======== Dataset extract ========
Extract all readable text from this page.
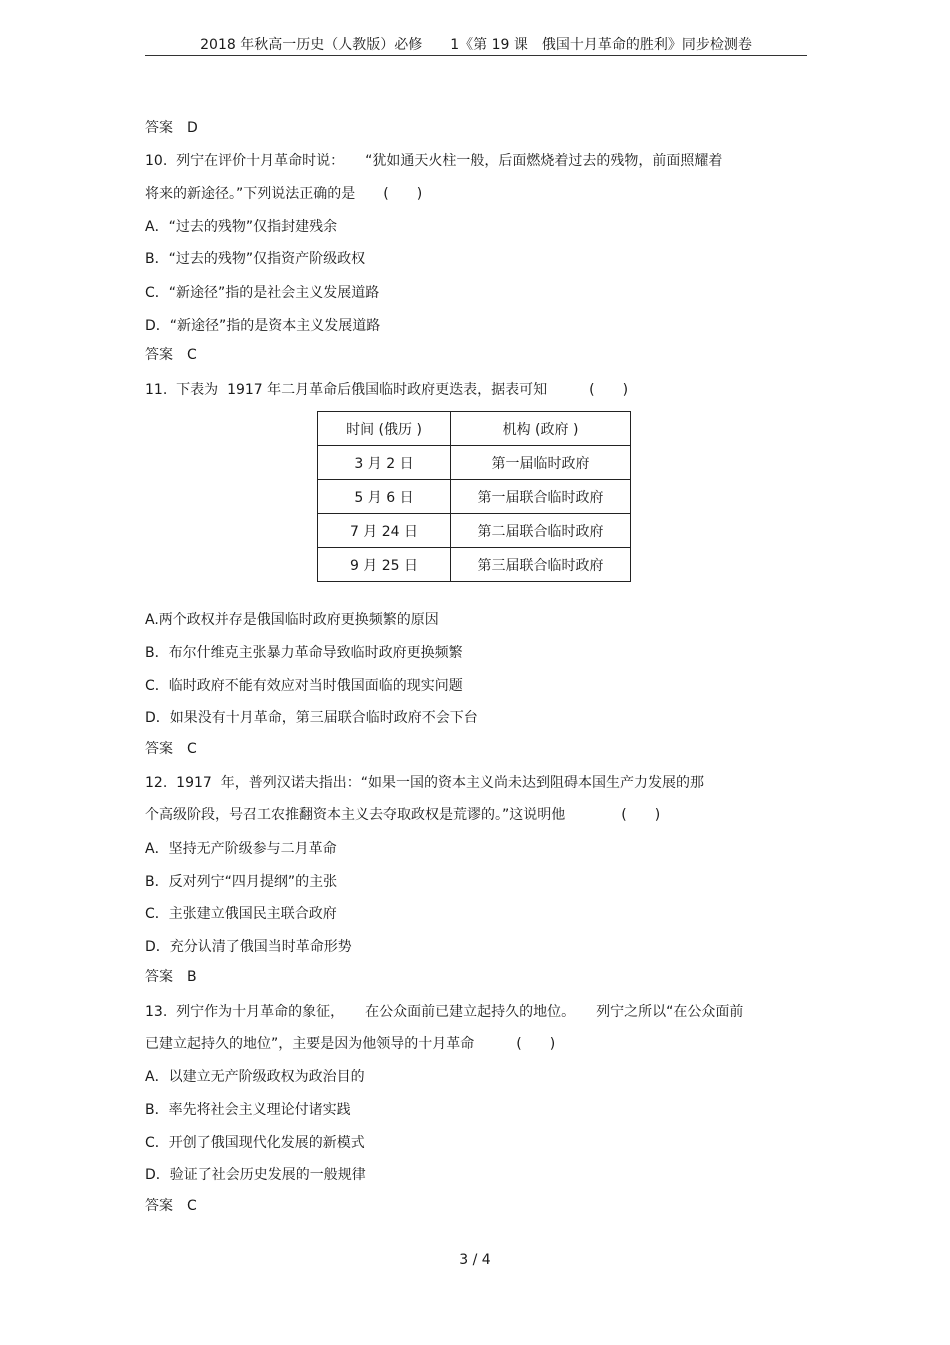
2018 年秋高一历史（人教版）必修　　1《第 19 课　俄国十月革命的胜利》同步检测卷
答案　D
10.  列宁在评价十月革命时说：　　“犹如通天火柱一般，后面燃烧着过去的残物，前面照耀着
将来的新途径。”下列说法正确的是　　(　　)
A．“过去的残物”仅指封建残余
B．“过去的残物”仅指资产阶级政权
C．“新途径”指的是社会主义发展道路
D．“新途径”指的是资本主义发展道路
答案　C
11.  下表为  1917 年二月革命后俄国临时政府更迭表，据表可知　　　(　　)
时间 (俄历 )	机构 (政府 )
3 月 2 日	第一届临时政府
5 月 6 日	第一届联合临时政府
7 月 24 日	第二届联合临时政府
9 月 25 日	第三届联合临时政府
A.两个政权并存是俄国临时政府更换频繁的原因
B．布尔什维克主张暴力革命导致临时政府更换频繁
C．临时政府不能有效应对当时俄国面临的现实问题
D．如果没有十月革命，第三届联合临时政府不会下台
答案　C
12.  1917  年，普列汉诺夫指出：“如果一国的资本主义尚未达到阻碍本国生产力发展的那
个高级阶段，号召工农推翻资本主义去夺取政权是荒谬的。”这说明他　　　　(　　)
A．坚持无产阶级参与二月革命
B．反对列宁“四月提纲”的主张
C．主张建立俄国民主联合政府
D．充分认清了俄国当时革命形势
答案　B
13.  列宁作为十月革命的象征，　　在公众面前已建立起持久的地位。　　列宁之所以“在公众面前
已建立起持久的地位”，主要是因为他领导的十月革命　　　(　　)
A．以建立无产阶级政权为政治目的
B．率先将社会主义理论付诸实践
C．开创了俄国现代化发展的新模式
D．验证了社会历史发展的一般规律
答案　C
3 / 4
========
## Given exercise
Leave out the pictures and copy the rest of the material above exactly.

## Response below
Extract all readable text from this page.
2018 年秋高一历史（人教版）必修　　1《第 19 课　俄国十月革命的胜利》同步检测卷
答案　D
10.  列宁在评价十月革命时说：　　“犹如通天火柱一般，后面燃烧着过去的残物，前面照耀着
将来的新途径。”下列说法正确的是　　(　　)
A．“过去的残物”仅指封建残余
B．“过去的残物”仅指资产阶级政权
C．“新途径”指的是社会主义发展道路
D．“新途径”指的是资本主义发展道路
答案　C
11.  下表为  1917 年二月革命后俄国临时政府更迭表，据表可知　　　(　　)
时间 (俄历 )	机构 (政府 )
3 月 2 日	第一届临时政府
5 月 6 日	第一届联合临时政府
7 月 24 日	第二届联合临时政府
9 月 25 日	第三届联合临时政府
A.两个政权并存是俄国临时政府更换频繁的原因
B．布尔什维克主张暴力革命导致临时政府更换频繁
C．临时政府不能有效应对当时俄国面临的现实问题
D．如果没有十月革命，第三届联合临时政府不会下台
答案　C
12.  1917  年，普列汉诺夫指出：“如果一国的资本主义尚未达到阻碍本国生产力发展的那
个高级阶段，号召工农推翻资本主义去夺取政权是荒谬的。”这说明他　　　　(　　)
A．坚持无产阶级参与二月革命
B．反对列宁“四月提纲”的主张
C．主张建立俄国民主联合政府
D．充分认清了俄国当时革命形势
答案　B
13.  列宁作为十月革命的象征，　　在公众面前已建立起持久的地位。　　列宁之所以“在公众面前
已建立起持久的地位”，主要是因为他领导的十月革命　　　(　　)
A．以建立无产阶级政权为政治目的
B．率先将社会主义理论付诸实践
C．开创了俄国现代化发展的新模式
D．验证了社会历史发展的一般规律
答案　C
3 / 4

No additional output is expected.